▶ [GOAL]:
Copy, in full, each line of the material that holds the word "ملتان".

[Collection entries]
------

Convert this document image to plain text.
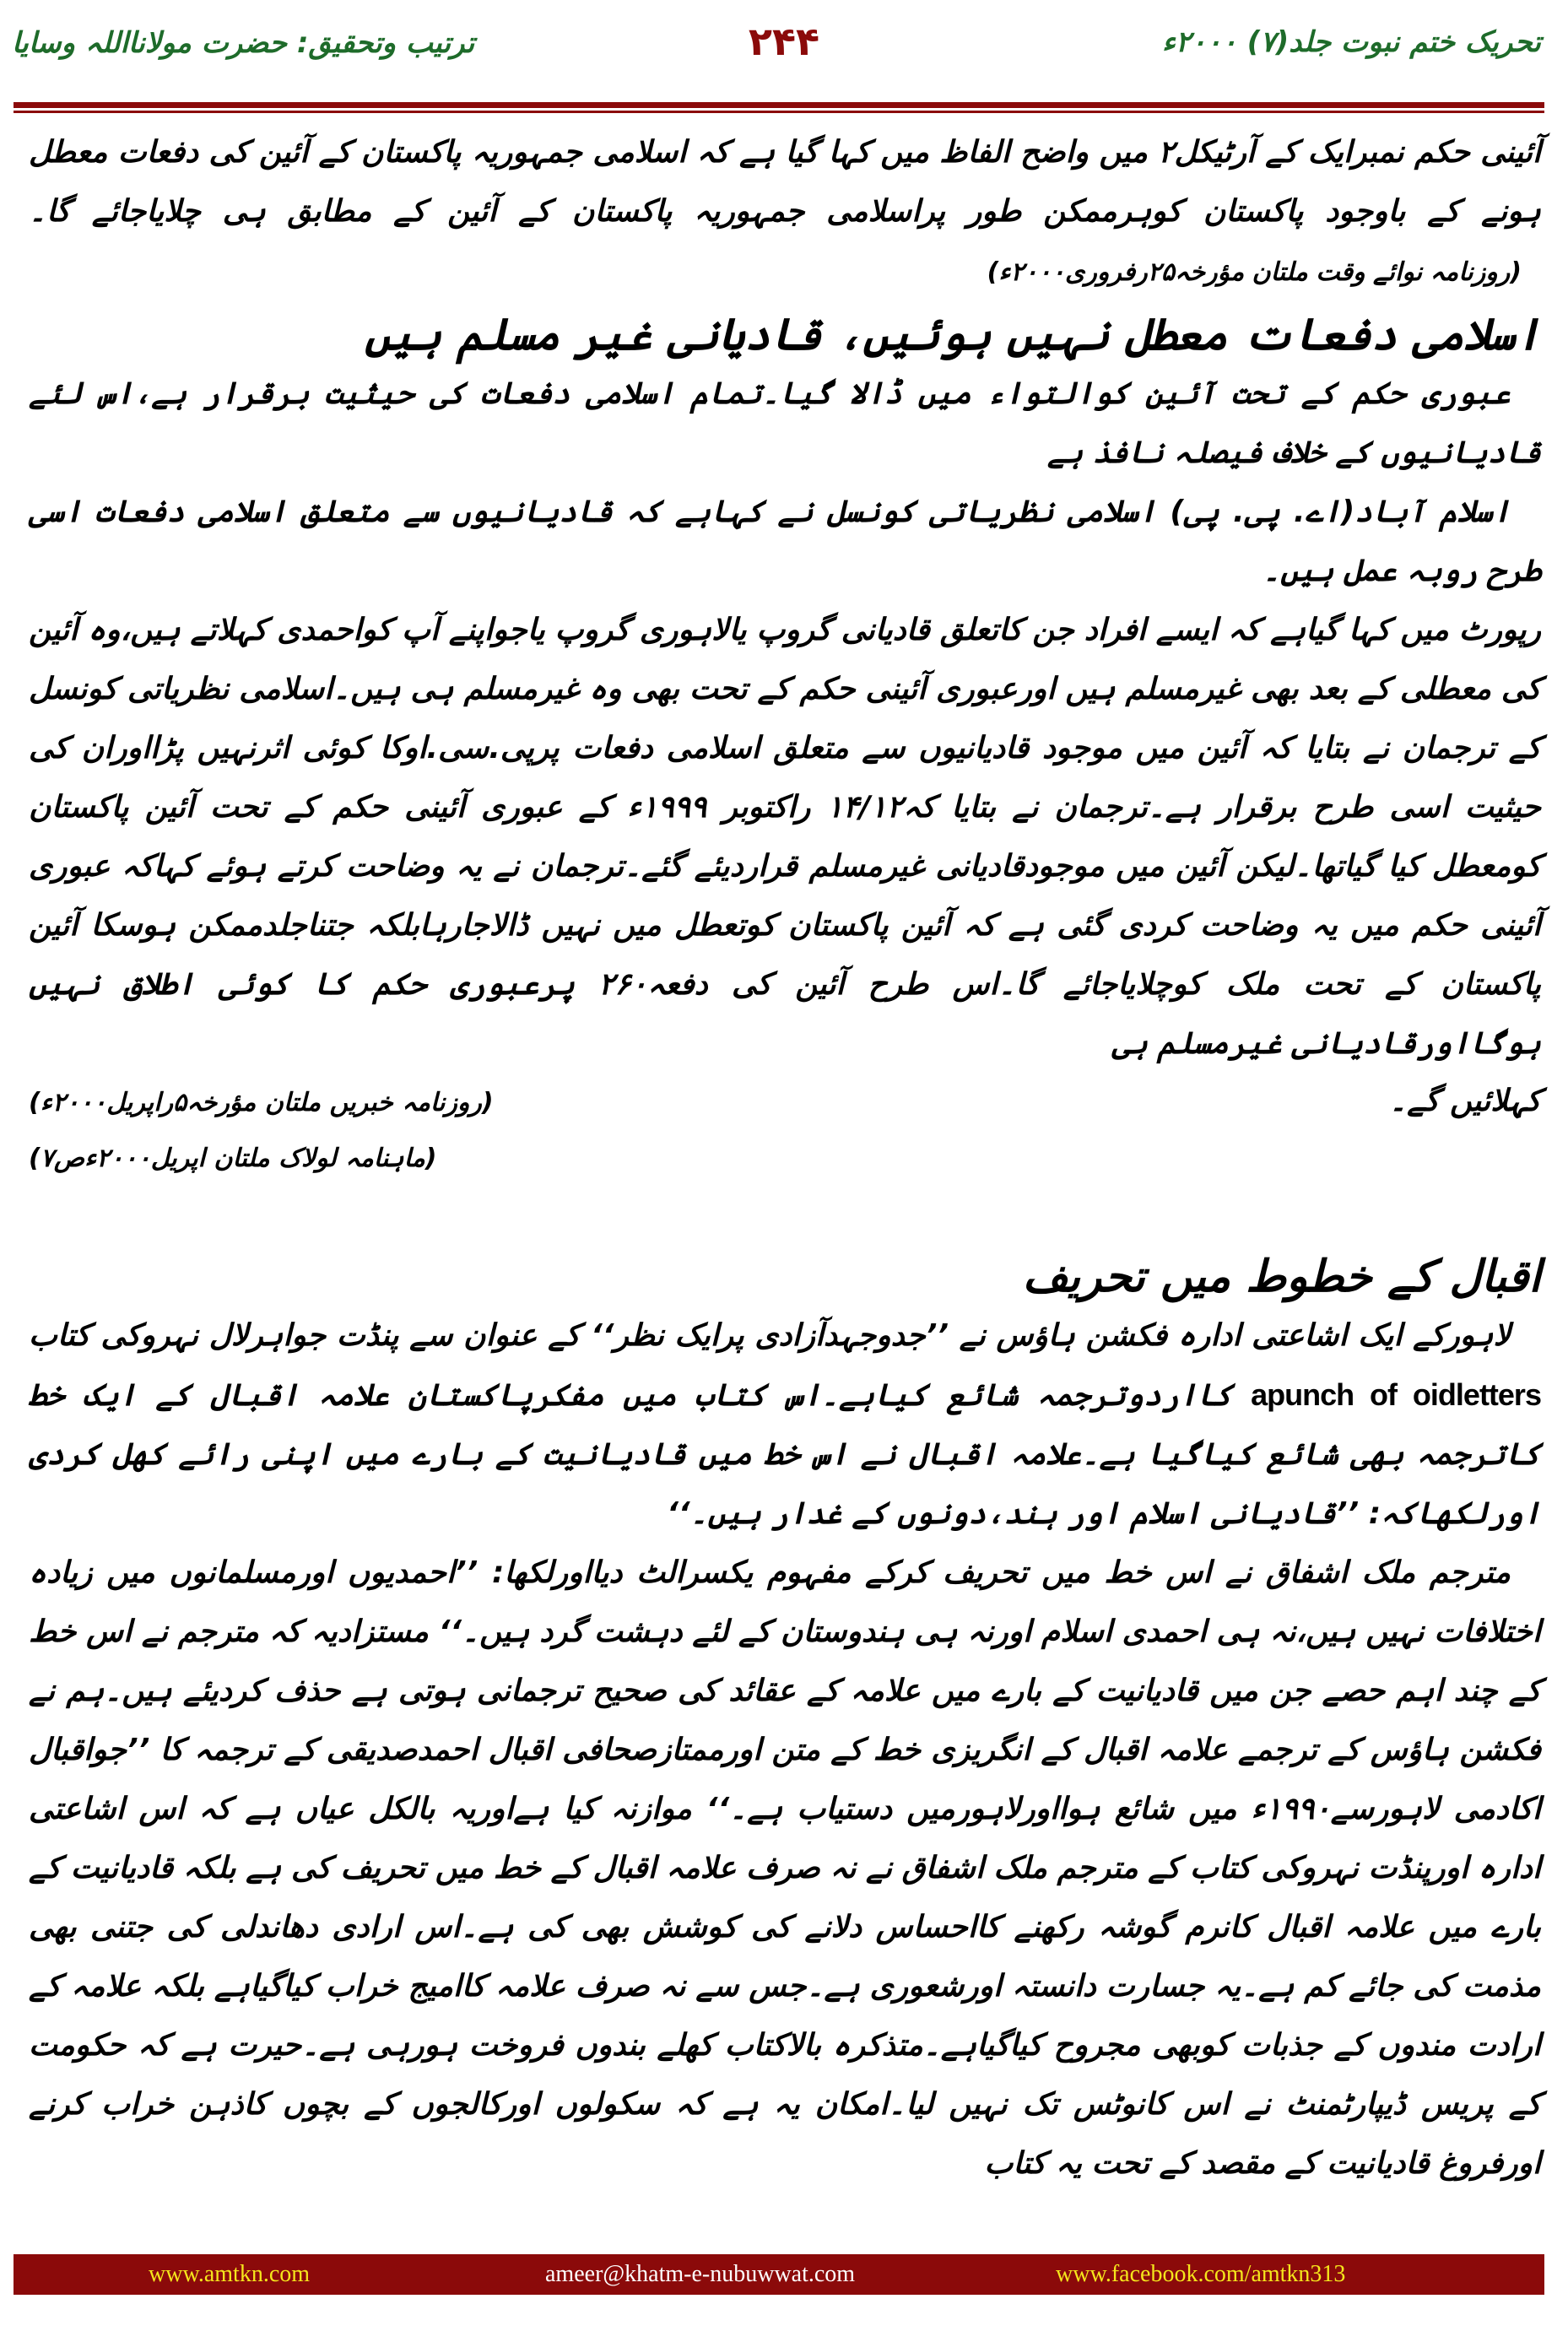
تحریک ختم نبوت جلد(۷) ۲۰۰۰ء
۲۴۴
ترتیب وتحقیق: حضرت مولانااللہ وسایا

آئینی حکم نمبرایک کے آرٹیکل۲ میں واضح الفاظ میں کہا گیا ہے کہ اسلامی جمہوریہ پاکستان کے آئین کی دفعات معطل ہونے کے باوجود پاکستان کوہرممکن طور پراسلامی جمہوریہ پاکستان کے آئین کے مطابق ہی چلایاجائے گا۔   (روزنامہ نوائے وقت ملتان مؤرخہ۲۵رفروری۲۰۰۰ء)

اسلامی دفعات معطل نہیں ہوئیں، قادیانی غیر مسلم ہیں

عبوری حکم کے تحت آئین کوالتواء میں ڈالا گیا۔تمام اسلامی دفعات کی حیثیت برقرار ہے،اس لئے قادیانیوں کے خلاف فیصلہ نافذ ہے

اسلام آباد(اے. پی. پی) اسلامی نظریاتی کونسل نے کہاہے کہ قادیانیوں سے متعلق اسلامی دفعات اسی طرح روبہ عمل ہیں۔

رپورٹ میں کہا گیاہے کہ ایسے افراد جن کاتعلق قادیانی گروپ یالاہوری گروپ یاجواپنے آپ کواحمدی کہلاتے ہیں،وہ آئین کی معطلی کے بعد بھی غیرمسلم ہیں اورعبوری آئینی حکم کے تحت بھی وہ غیرمسلم ہی ہیں۔اسلامی نظریاتی کونسل کے ترجمان نے بتایا کہ آئین میں موجود قادیانیوں سے متعلق اسلامی دفعات پرپی.سی.اوکا کوئی اثرنہیں پڑااوران کی حیثیت اسی طرح برقرار ہے۔ترجمان نے بتایا کہ۱۴/۱۲ راکتوبر ۱۹۹۹ء کے عبوری آئینی حکم کے تحت آئین پاکستان کومعطل کیا گیاتھا۔لیکن آئین میں موجودقادیانی غیرمسلم قراردیئے گئے۔ترجمان نے یہ وضاحت کرتے ہوئے کہاکہ عبوری آئینی حکم میں یہ وضاحت کردی گئی ہے کہ آئین پاکستان کوتعطل میں نہیں ڈالاجارہابلکہ جتناجلدممکن ہوسکا آئین پاکستان کے تحت ملک کوچلایاجائے گا۔اس طرح آئین کی دفعہ۲۶۰ پرعبوری حکم کا کوئی اطلاق نہیں ہوگااورقادیانی غیرمسلم ہی

کہلائیں گے۔
(روزنامہ خبریں ملتان مؤرخہ۵راپریل۲۰۰۰ء)
(ماہنامہ لولاک ملتان اپریل۲۰۰۰ءص۷)
اقبال کے خطوط میں تحریف

لاہورکے ایک اشاعتی ادارہ فکشن ہاؤس نے ’’جدوجہدآزادی پرایک نظر‘‘ کے عنوان سے پنڈت جواہرلال نہروکی کتاب apunch of oidletters کااردوترجمہ شائع کیاہے۔اس کتاب میں مفکرپاکستان علامہ اقبال کے ایک خط کاترجمہ بھی شائع کیاگیا ہے۔علامہ اقبال نے اس خط میں قادیانیت کے بارے میں اپنی رائے کھل کردی اورلکھاکہ: ’’قادیانی اسلام اور ہند،دونوں کے غدار ہیں۔‘‘

مترجم ملک اشفاق نے اس خط میں تحریف کرکے مفہوم یکسرالٹ دیااورلکھا: ’’احمدیوں اورمسلمانوں میں زیادہ اختلافات نہیں ہیں،نہ ہی احمدی اسلام اورنہ ہی ہندوستان کے لئے دہشت گرد ہیں۔‘‘ مستزادیہ کہ مترجم نے اس خط کے چند اہم حصے جن میں قادیانیت کے بارے میں علامہ کے عقائد کی صحیح ترجمانی ہوتی ہے حذف کردیئے ہیں۔ہم نے فکشن ہاؤس کے ترجمے علامہ اقبال کے انگریزی خط کے متن اورممتازصحافی اقبال احمدصدیقی کے ترجمہ کا ’’جواقبال اکادمی لاہورسے۱۹۹۰ء میں شائع ہوااورلاہورمیں دستیاب ہے۔‘‘ موازنہ کیا ہےاوریہ بالکل عیاں ہے کہ اس اشاعتی ادارہ اورپنڈت نہروکی کتاب کے مترجم ملک اشفاق نے نہ صرف علامہ اقبال کے خط میں تحریف کی ہے بلکہ قادیانیت کے بارے میں علامہ اقبال کانرم گوشہ رکھنے کااحساس دلانے کی کوشش بھی کی ہے۔اس ارادی دھاندلی کی جتنی بھی مذمت کی جائے کم ہے۔یہ جسارت دانستہ اورشعوری ہے۔جس سے نہ صرف علامہ کاامیج خراب کیاگیاہے بلکہ علامہ کے ارادت مندوں کے جذبات کوبھی مجروح کیاگیاہے۔متذکرہ بالاکتاب کھلے بندوں فروخت ہورہی ہے۔حیرت ہے کہ حکومت کے پریس ڈیپارٹمنٹ نے اس کانوٹس تک نہیں لیا۔امکان یہ ہے کہ سکولوں اورکالجوں کے بچوں کاذہن خراب کرنے اورفروغ قادیانیت کے مقصد کے تحت یہ کتاب

www.amtkn.com	ameer@khatm-e-nubuwwat.com	www.facebook.com/amtkn313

------

▶ [SOLUTION]:
آئینی حکم نمبرایک کے آرٹیکل۲ میں واضح الفاظ میں کہا گیا ہے کہ اسلامی جمہوریہ پاکستان کے آئین کی دفعات معطل ہونے کے باوجود پاکستان کوہرممکن طور پراسلامی جمہوریہ پاکستان کے آئین کے مطابق ہی چلایاجائے گا۔   (روزنامہ نوائے وقت ملتان مؤرخہ۲۵رفروری۲۰۰۰ء)
(روزنامہ خبریں ملتان مؤرخہ۵راپریل۲۰۰۰ء)
(ماہنامہ لولاک ملتان اپریل۲۰۰۰ءص۷)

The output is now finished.